_THE EXERCISE_:
Lines containing the string "организации" are to be collected in full.

_INPUT MATERIAL_:
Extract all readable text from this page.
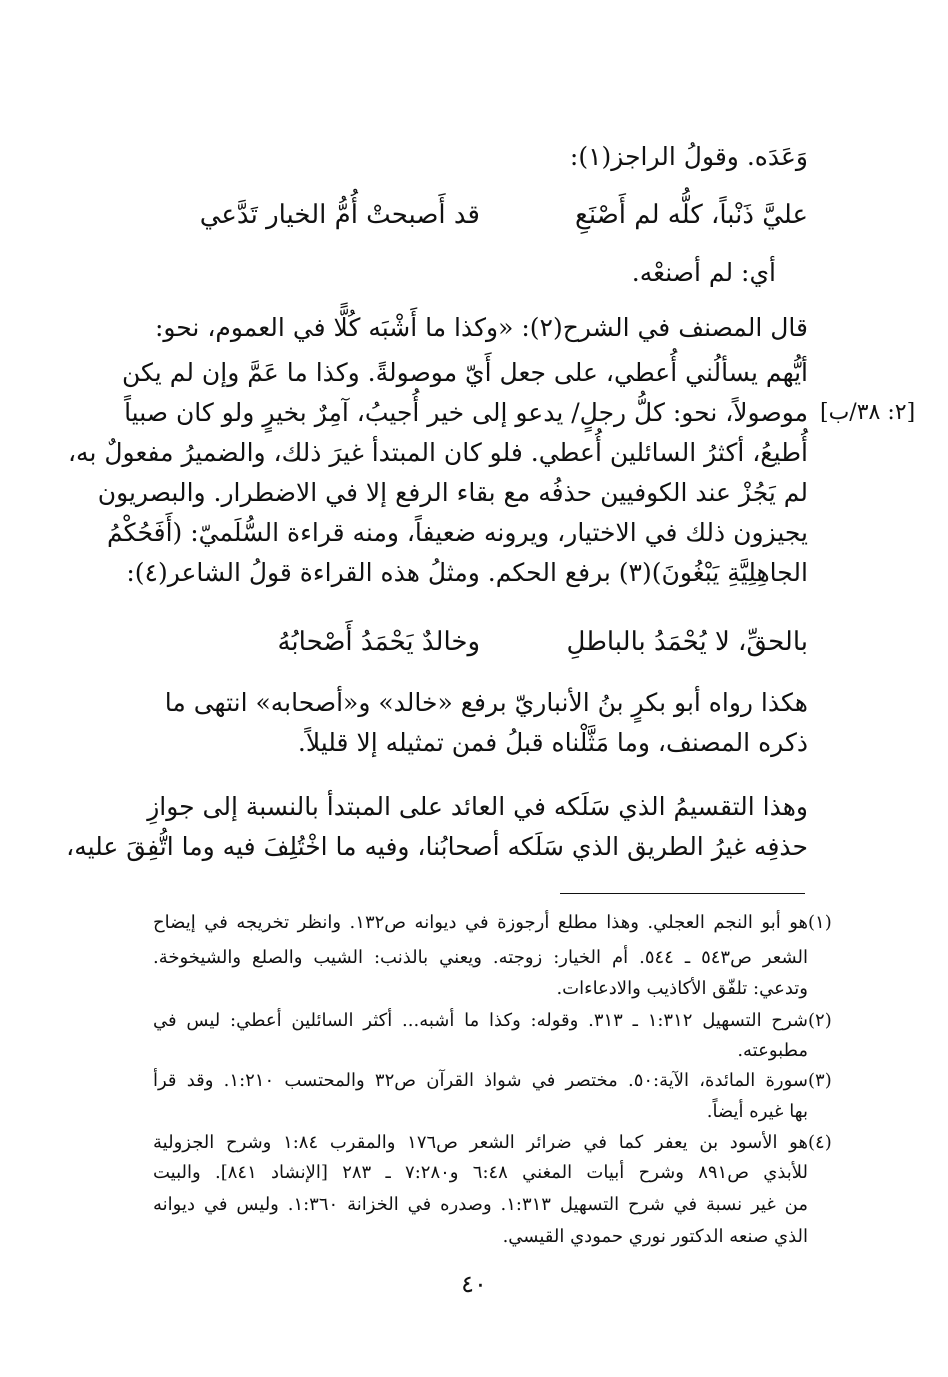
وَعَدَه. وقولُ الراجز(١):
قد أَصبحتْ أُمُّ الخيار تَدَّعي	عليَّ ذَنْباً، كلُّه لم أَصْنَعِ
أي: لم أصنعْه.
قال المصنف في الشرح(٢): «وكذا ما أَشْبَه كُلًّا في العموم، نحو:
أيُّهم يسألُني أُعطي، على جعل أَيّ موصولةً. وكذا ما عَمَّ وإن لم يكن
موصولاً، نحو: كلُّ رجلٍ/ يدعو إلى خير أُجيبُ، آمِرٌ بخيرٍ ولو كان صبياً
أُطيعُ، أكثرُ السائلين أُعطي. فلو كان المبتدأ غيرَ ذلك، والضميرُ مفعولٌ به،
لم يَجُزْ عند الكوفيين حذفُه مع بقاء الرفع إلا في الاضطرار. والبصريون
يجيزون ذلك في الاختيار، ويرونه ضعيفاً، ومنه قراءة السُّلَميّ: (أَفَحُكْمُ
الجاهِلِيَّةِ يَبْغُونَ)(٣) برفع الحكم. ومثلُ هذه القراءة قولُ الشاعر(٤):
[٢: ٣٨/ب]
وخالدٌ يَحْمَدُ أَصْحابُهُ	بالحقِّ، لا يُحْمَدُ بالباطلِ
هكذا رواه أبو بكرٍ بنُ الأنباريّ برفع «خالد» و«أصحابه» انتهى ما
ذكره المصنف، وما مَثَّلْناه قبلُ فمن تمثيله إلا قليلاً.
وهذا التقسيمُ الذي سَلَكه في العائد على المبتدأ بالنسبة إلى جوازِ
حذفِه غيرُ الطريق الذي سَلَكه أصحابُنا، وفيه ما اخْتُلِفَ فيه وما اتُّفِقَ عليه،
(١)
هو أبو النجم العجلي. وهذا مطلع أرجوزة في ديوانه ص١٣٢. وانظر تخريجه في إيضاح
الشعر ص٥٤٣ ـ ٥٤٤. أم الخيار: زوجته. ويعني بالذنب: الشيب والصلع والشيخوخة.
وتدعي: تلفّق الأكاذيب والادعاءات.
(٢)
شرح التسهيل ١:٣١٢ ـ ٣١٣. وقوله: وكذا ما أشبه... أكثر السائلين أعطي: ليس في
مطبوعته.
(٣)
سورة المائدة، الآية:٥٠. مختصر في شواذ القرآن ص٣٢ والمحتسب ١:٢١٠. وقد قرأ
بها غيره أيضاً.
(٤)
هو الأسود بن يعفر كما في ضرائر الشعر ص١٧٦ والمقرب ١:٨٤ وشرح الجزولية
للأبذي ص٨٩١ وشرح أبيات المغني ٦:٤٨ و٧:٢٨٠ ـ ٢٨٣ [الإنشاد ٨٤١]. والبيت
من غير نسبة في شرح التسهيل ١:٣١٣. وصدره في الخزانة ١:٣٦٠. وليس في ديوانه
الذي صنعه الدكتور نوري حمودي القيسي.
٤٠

---

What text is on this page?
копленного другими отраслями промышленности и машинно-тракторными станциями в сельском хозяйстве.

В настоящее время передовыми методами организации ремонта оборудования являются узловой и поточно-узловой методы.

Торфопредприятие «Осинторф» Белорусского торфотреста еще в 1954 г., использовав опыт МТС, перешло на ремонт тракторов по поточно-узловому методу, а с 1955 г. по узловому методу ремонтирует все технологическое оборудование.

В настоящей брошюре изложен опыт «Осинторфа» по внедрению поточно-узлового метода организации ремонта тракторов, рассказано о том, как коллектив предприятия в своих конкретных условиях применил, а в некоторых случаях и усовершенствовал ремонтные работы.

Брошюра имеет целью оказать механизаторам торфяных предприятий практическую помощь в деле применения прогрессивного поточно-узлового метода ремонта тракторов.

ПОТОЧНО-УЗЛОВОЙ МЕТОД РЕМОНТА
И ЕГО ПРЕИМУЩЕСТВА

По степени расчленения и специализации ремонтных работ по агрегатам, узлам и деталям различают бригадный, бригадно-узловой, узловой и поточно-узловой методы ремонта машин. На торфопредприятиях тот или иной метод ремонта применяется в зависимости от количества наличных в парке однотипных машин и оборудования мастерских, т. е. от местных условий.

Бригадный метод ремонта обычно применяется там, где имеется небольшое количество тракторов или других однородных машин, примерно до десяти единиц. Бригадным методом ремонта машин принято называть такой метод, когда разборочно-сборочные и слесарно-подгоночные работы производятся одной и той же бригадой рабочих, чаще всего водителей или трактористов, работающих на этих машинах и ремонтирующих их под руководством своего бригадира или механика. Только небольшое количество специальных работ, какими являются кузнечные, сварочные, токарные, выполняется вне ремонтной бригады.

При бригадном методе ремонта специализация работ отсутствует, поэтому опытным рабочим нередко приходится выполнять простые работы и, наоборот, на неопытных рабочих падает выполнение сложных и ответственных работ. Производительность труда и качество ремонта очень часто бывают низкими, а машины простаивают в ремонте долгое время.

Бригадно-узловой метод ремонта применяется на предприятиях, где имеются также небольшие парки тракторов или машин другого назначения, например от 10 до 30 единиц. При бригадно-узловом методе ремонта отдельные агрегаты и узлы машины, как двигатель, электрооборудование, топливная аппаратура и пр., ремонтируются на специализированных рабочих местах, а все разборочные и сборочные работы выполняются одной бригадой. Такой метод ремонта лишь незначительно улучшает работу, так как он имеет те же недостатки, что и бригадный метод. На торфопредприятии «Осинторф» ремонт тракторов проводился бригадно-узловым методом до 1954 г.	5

_RESPONSE TO THIS EXERCISE_:
В настоящее время передовыми методами организации ремонта оборудования являются узловой и поточно-узловой методы.
В настоящей брошюре изложен опыт «Осинторфа» по внедрению поточно-узлового метода организации ремонта тракторов, рассказано о том, как коллектив предприятия в своих конкретных условиях применил, а в некоторых случаях и усовершенствовал ремонтные работы.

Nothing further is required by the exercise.